### Directive
Restate, word for word, all of the material shown below.

================================

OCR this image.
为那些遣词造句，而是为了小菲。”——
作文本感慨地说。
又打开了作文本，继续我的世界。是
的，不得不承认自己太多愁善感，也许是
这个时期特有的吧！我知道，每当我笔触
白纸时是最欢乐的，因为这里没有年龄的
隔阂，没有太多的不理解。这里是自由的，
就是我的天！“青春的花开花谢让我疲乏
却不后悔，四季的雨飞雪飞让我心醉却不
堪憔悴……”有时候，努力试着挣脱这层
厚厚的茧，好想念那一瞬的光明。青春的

================================

### Solution to this problem
OCR this image.
为那些遣词造句，而是为了小菲。”——
作文本感慨地说。
又打开了作文本，继续我的世界。是
的，不得不承认自己太多愁善感，也许是
这个时期特有的吧！我知道，每当我笔触
白纸时是最欢乐的，因为这里没有年龄的
隔阂，没有太多的不理解。这里是自由的，
就是我的天！“青春的花开花谢让我疲乏
却不后悔，四季的雨飞雪飞让我心醉却不
堪憔悴……”有时候，努力试着挣脱这层
厚厚的茧，好想念那一瞬的光明。青春的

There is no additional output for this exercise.